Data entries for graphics
[start]

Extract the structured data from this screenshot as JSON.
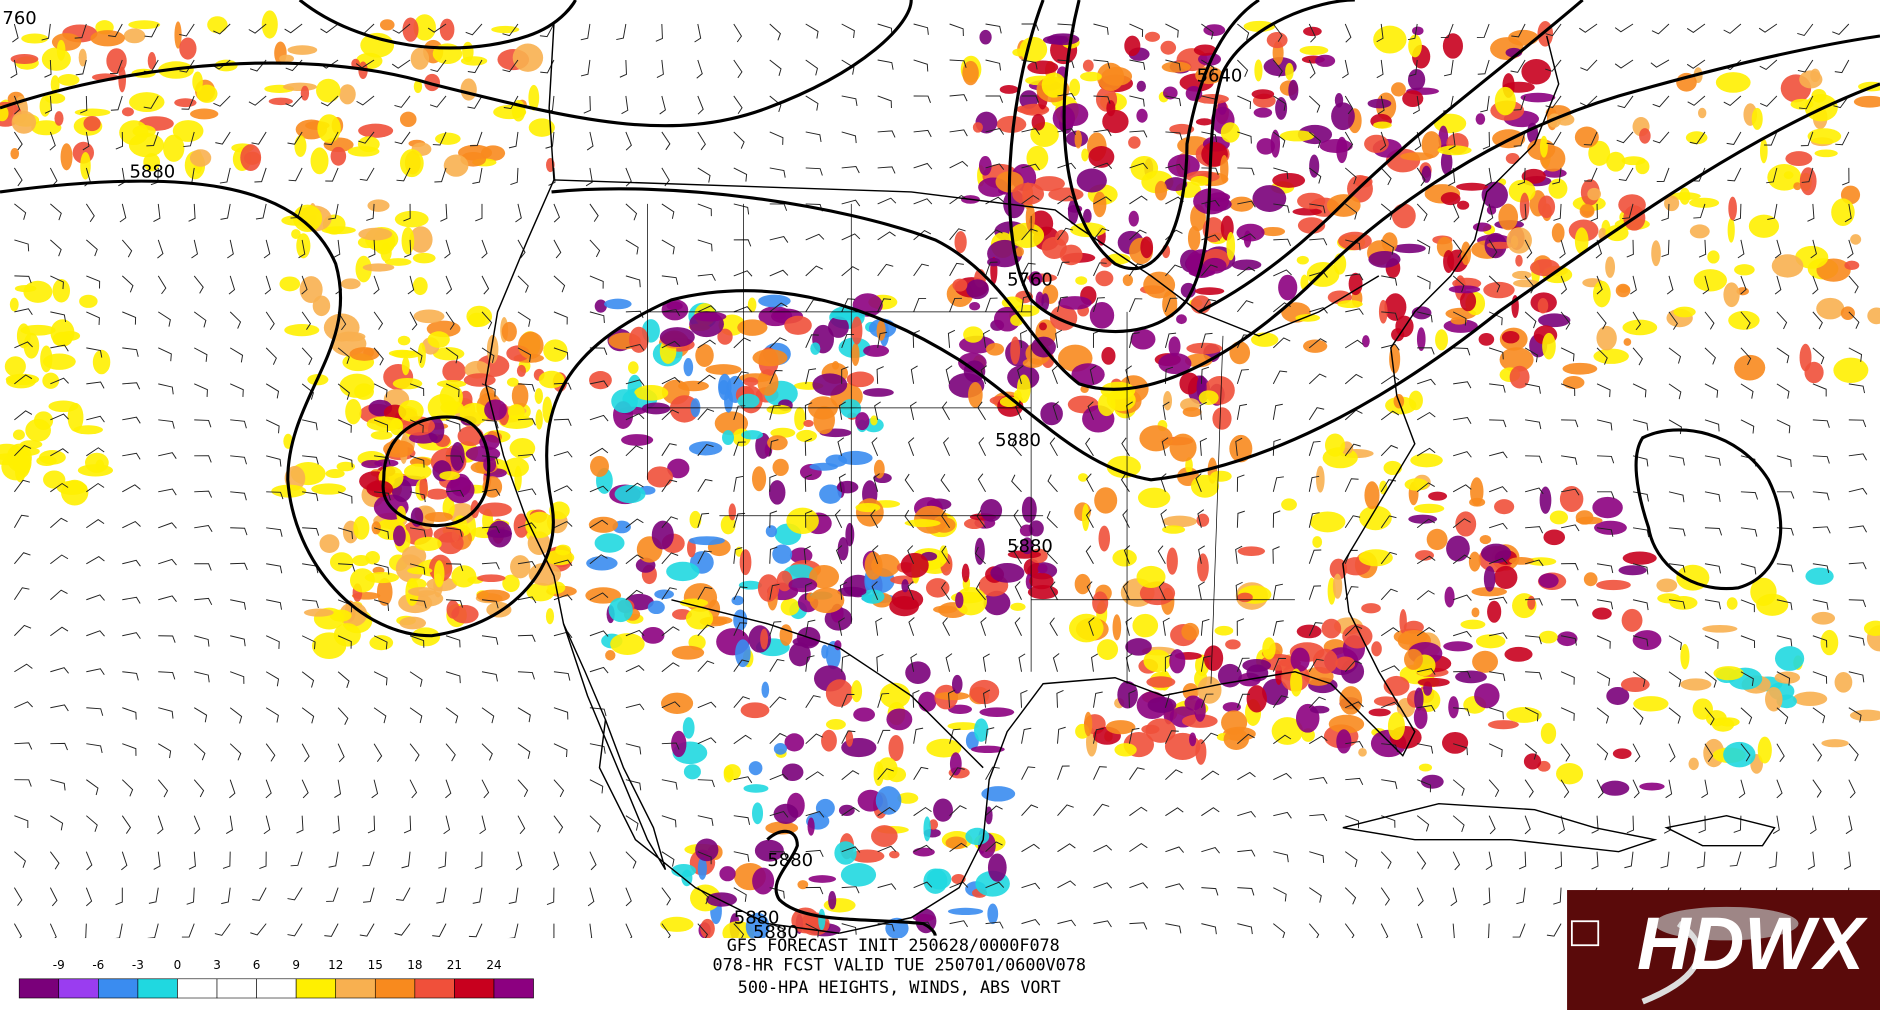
{
  "map": {
    "contour_labels": [
      "760",
      "5880",
      "5640",
      "5760",
      "5880",
      "5880",
      "5880",
      "5880",
      "5880"
    ],
    "footer": [
      "GFS FORECAST INIT 250628/0000F078",
      "078-HR FCST VALID TUE 250701/0600V078",
      "500-HPA HEIGHTS, WINDS, ABS VORT"
    ],
    "colorbar": {
      "labels": [
        -9,
        -6,
        -3,
        0,
        3,
        6,
        9,
        12,
        15,
        18,
        21,
        24
      ],
      "colors": [
        "#7a007a",
        "#9a3df0",
        "#3a8cf0",
        "#20d8e0",
        "#ffffff",
        "#ffffff",
        "#ffffff",
        "#fff000",
        "#f8b050",
        "#f88a1e",
        "#f0503a",
        "#c8001e",
        "#8c0080"
      ]
    },
    "logo": "HDWX"
  }
}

[end]

What you have to do: Print the entries above exactly, taking out only the pictures.

Task response:
Extract the structured data from this screenshot as JSON.
{
  "map": {
    "contour_labels": [
      "760",
      "5880",
      "5640",
      "5760",
      "5880",
      "5880",
      "5880",
      "5880",
      "5880"
    ],
    "footer": [
      "GFS FORECAST INIT 250628/0000F078",
      "078-HR FCST VALID TUE 250701/0600V078",
      "500-HPA HEIGHTS, WINDS, ABS VORT"
    ],
    "colorbar": {
      "labels": [
        -9,
        -6,
        -3,
        0,
        3,
        6,
        9,
        12,
        15,
        18,
        21,
        24
      ],
      "colors": [
        "#7a007a",
        "#9a3df0",
        "#3a8cf0",
        "#20d8e0",
        "#ffffff",
        "#ffffff",
        "#ffffff",
        "#fff000",
        "#f8b050",
        "#f88a1e",
        "#f0503a",
        "#c8001e",
        "#8c0080"
      ]
    },
    "logo": "HDWX"
  }
}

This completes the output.